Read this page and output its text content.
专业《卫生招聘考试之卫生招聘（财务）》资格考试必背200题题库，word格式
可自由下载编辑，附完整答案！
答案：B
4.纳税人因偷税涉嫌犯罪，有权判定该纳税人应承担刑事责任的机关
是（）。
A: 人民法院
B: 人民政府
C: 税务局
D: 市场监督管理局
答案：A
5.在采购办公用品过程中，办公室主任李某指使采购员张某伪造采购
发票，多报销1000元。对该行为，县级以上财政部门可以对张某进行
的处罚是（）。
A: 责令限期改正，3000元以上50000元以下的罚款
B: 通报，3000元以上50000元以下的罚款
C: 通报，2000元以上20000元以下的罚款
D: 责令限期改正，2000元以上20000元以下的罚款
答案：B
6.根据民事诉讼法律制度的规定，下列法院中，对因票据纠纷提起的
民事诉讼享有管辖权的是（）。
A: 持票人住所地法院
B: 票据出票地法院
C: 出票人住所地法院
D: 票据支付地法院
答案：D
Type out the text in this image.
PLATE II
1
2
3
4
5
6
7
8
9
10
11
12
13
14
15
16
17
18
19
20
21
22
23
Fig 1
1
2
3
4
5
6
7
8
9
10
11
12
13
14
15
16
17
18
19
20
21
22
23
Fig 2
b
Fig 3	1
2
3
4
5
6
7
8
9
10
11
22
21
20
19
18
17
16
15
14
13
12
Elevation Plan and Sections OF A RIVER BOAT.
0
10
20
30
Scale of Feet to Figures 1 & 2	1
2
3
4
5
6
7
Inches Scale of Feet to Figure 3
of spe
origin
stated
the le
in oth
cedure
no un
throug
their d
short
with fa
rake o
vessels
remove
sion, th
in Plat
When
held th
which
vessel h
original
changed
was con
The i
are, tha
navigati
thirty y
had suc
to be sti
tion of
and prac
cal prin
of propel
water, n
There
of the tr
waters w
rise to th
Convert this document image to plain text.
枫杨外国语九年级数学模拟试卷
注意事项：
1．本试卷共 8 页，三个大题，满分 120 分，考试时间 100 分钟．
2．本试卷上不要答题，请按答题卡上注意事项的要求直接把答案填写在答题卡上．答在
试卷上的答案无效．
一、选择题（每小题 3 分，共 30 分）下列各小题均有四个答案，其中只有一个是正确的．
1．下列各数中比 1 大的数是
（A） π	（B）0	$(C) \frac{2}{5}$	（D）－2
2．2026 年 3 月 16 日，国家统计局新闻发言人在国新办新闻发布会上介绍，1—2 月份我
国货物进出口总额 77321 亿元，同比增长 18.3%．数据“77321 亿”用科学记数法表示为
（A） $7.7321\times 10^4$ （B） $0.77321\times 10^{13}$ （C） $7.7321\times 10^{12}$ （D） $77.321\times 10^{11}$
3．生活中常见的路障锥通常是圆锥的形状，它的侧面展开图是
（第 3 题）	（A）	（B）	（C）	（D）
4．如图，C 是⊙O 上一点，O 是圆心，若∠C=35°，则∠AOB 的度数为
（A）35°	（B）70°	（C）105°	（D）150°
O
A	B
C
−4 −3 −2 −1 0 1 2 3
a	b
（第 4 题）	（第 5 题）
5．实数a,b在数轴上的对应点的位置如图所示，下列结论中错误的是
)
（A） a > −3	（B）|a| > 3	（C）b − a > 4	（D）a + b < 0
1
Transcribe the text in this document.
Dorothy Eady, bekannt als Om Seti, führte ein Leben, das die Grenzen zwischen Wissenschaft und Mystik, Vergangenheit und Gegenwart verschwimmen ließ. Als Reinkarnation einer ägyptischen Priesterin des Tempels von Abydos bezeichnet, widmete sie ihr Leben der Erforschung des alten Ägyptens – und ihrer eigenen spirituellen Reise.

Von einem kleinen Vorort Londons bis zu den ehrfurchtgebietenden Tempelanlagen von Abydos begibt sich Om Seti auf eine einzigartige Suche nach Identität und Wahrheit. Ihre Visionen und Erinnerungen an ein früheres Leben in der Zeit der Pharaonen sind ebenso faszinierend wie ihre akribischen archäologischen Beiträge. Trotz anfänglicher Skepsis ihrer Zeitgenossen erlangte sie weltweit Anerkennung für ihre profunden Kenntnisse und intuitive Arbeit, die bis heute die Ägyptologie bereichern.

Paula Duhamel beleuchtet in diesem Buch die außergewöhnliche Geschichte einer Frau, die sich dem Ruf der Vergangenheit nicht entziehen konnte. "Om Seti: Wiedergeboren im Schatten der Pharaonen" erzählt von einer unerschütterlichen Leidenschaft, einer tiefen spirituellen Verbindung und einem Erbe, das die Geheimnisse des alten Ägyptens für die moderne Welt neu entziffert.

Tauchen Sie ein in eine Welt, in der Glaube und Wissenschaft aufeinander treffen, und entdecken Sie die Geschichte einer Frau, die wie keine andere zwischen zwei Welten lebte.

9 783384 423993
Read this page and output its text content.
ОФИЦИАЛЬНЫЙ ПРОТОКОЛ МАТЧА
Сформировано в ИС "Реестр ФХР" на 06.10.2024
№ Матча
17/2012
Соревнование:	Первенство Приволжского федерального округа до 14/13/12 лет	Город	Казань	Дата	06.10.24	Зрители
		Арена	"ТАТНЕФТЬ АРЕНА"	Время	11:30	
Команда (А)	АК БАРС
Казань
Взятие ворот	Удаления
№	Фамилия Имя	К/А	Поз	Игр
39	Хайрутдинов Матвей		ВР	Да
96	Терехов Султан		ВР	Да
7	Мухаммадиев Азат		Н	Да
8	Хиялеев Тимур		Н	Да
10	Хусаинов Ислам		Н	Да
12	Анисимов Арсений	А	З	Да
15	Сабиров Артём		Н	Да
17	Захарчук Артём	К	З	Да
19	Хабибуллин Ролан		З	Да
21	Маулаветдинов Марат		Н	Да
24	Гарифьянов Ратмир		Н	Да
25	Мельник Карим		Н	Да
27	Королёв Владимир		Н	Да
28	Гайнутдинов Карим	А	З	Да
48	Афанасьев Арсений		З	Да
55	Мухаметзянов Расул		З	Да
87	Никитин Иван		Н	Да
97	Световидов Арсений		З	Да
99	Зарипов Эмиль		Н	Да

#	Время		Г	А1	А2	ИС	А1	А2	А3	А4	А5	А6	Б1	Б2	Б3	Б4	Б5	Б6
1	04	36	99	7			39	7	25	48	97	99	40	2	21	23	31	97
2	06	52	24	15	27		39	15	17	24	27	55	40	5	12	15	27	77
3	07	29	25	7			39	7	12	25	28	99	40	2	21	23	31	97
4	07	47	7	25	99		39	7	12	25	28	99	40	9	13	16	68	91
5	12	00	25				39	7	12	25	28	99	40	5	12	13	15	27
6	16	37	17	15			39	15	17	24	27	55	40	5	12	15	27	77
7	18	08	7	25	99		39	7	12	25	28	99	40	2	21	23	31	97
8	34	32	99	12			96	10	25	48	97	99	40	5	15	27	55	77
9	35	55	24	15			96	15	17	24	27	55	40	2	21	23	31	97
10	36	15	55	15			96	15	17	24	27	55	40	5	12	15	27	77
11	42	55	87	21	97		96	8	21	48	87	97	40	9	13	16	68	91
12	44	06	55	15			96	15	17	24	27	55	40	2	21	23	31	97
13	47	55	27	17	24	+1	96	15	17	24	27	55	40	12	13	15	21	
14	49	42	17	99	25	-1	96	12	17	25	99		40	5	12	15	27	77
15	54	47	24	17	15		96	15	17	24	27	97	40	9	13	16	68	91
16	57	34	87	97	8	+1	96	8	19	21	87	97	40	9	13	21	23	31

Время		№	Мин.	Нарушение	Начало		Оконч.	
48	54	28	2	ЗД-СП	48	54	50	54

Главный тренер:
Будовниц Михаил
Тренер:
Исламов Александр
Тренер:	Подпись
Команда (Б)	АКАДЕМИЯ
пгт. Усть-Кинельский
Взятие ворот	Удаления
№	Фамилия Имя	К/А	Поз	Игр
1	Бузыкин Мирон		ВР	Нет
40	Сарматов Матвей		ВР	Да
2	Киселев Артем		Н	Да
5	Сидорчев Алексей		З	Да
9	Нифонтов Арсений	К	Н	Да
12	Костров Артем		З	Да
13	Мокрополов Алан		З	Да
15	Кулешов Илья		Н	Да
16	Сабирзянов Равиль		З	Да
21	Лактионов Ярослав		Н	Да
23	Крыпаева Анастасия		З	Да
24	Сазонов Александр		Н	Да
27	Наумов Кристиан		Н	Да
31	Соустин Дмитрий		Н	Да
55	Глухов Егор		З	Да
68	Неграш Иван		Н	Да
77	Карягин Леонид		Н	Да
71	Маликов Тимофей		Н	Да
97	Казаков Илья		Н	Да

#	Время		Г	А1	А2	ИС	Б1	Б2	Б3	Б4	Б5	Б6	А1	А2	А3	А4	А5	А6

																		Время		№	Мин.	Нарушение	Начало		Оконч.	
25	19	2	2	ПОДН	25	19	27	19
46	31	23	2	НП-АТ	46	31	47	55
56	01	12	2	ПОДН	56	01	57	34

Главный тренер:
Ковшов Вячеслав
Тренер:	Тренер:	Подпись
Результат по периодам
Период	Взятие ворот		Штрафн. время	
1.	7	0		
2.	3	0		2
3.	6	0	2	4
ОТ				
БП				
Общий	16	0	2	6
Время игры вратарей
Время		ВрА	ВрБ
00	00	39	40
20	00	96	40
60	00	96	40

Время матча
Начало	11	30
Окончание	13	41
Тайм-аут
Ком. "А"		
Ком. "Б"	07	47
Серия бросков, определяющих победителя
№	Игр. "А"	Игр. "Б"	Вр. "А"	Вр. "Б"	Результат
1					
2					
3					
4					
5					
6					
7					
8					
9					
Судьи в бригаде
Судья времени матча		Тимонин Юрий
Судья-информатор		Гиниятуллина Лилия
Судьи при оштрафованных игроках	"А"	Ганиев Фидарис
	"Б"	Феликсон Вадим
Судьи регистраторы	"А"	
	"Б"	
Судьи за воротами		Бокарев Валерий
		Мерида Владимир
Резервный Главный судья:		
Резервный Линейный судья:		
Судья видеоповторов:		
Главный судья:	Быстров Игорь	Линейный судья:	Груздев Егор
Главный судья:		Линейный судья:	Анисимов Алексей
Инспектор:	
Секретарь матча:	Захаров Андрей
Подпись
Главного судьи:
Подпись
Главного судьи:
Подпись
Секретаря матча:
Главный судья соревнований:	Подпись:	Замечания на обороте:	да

• **THE REQUEST**
Copy each line of the listing in which the word "Владимир" can be found.

• **ANSWER BELOW**
27	Королёв Владимир		Н	Да
		Мерида Владимир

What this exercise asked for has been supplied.